━━━ Data extract
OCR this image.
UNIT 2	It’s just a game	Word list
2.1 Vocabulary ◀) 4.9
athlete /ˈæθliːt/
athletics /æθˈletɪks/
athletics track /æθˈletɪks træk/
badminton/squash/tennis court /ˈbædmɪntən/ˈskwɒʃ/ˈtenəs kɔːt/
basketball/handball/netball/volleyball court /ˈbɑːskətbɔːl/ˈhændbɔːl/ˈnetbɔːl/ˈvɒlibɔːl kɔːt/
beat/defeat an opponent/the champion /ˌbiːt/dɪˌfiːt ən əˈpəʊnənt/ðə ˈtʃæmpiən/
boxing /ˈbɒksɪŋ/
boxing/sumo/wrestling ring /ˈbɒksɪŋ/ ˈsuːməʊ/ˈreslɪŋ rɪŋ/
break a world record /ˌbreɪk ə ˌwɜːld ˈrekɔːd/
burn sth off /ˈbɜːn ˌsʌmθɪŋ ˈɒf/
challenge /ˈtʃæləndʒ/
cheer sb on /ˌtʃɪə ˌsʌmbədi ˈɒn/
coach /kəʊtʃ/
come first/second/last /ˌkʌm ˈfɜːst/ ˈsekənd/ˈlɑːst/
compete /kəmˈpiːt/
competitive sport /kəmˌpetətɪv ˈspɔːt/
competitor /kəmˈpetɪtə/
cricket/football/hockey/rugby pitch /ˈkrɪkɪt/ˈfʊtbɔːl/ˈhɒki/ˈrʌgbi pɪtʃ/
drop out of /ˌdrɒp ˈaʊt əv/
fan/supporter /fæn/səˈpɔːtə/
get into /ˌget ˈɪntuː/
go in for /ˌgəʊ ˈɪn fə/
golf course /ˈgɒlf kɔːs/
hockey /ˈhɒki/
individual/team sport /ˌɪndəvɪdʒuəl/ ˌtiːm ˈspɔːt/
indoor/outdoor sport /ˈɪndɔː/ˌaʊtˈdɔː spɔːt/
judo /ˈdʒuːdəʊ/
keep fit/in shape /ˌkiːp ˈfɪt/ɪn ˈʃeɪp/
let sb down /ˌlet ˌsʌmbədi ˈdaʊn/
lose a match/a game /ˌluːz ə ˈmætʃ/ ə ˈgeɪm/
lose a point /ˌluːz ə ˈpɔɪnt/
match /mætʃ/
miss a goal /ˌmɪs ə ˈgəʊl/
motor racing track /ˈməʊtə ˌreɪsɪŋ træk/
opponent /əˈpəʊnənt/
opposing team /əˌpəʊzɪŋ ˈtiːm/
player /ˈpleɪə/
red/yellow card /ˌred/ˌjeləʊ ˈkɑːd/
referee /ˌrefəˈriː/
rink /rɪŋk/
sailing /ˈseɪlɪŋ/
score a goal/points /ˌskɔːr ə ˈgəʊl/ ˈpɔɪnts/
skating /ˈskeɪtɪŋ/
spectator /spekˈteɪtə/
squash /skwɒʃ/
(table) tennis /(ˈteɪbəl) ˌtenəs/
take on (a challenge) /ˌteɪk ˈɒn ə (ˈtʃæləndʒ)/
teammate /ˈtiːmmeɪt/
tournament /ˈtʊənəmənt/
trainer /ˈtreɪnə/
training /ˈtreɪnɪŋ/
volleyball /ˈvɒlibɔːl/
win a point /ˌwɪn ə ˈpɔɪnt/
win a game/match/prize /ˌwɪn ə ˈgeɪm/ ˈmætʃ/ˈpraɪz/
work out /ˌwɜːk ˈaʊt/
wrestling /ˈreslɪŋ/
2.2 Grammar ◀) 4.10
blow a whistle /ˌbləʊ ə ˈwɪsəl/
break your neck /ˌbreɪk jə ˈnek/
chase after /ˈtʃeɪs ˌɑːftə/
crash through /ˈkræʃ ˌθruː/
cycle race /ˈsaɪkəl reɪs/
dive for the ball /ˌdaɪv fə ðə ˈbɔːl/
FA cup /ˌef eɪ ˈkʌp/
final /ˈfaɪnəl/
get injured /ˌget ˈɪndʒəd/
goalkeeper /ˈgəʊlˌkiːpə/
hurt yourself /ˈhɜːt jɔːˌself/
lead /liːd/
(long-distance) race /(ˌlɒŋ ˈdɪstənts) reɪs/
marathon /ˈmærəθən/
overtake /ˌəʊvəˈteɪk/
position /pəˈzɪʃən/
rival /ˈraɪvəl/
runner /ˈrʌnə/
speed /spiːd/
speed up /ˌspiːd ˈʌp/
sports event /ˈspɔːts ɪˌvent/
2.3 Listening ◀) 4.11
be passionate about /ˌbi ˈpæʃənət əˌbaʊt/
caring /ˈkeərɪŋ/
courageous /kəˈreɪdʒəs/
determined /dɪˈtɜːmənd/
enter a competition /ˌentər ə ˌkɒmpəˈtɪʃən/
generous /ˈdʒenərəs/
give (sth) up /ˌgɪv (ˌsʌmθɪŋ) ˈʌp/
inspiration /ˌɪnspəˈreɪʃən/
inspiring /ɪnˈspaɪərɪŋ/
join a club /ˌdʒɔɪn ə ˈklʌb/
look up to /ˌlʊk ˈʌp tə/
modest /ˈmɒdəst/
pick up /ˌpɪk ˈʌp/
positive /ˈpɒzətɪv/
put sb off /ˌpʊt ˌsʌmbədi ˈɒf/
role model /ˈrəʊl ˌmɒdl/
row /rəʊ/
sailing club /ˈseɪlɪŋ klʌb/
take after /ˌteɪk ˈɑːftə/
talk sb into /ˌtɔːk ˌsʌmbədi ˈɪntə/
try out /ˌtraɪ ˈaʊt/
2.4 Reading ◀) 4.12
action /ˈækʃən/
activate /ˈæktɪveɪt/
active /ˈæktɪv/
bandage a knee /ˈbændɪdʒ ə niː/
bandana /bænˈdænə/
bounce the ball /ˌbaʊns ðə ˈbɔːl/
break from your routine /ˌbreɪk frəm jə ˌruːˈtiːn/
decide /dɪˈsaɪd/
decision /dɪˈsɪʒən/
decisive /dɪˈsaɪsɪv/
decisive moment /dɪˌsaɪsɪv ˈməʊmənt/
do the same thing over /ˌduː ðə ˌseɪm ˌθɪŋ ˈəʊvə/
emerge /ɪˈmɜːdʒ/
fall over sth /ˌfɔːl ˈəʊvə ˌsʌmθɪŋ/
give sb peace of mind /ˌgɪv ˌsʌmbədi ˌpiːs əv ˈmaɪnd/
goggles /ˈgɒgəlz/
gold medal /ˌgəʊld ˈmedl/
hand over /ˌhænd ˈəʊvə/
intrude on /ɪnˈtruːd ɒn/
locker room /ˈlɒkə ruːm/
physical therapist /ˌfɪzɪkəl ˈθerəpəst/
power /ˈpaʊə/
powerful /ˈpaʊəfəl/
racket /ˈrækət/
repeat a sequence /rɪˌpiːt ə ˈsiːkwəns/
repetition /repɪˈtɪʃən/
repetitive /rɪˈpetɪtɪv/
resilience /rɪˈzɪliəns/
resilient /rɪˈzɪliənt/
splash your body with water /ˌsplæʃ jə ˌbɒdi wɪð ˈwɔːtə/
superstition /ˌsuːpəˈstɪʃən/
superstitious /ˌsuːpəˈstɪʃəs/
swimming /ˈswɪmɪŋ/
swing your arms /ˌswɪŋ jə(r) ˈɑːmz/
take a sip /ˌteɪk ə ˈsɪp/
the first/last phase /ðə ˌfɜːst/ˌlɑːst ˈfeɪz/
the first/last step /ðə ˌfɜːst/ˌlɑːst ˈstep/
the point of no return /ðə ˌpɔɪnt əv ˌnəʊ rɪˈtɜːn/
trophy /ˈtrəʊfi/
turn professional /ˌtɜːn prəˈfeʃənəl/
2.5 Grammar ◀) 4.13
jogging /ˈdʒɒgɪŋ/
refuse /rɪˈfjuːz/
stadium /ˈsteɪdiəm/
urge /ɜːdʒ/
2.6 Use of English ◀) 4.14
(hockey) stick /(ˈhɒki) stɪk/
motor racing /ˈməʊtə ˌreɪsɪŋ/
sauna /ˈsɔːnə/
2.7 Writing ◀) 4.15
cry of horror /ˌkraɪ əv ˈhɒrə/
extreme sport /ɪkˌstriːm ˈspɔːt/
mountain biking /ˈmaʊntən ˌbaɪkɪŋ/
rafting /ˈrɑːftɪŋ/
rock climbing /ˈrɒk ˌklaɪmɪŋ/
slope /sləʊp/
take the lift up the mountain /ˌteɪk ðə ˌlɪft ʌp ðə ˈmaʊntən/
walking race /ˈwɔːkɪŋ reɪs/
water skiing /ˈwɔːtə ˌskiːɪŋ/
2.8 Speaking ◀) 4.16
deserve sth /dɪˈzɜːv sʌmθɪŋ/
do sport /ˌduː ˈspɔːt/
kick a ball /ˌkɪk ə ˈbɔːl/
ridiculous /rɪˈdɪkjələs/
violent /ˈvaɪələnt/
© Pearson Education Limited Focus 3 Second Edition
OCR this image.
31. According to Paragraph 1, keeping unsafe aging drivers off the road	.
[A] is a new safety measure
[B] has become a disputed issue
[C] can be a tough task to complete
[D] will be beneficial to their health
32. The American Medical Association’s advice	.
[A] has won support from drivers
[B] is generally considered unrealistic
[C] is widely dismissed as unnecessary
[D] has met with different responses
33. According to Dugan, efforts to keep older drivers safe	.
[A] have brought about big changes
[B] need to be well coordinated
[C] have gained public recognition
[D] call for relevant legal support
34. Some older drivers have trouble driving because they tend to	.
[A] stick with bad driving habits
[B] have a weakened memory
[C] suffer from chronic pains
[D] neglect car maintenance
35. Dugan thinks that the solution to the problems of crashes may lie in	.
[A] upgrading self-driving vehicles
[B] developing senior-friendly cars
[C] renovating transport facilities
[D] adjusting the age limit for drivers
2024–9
━━━━━━
Description of the task:
Find how many lines of the entries contain "ˈbɔːl". Respond with the number only.

Output for this task:
3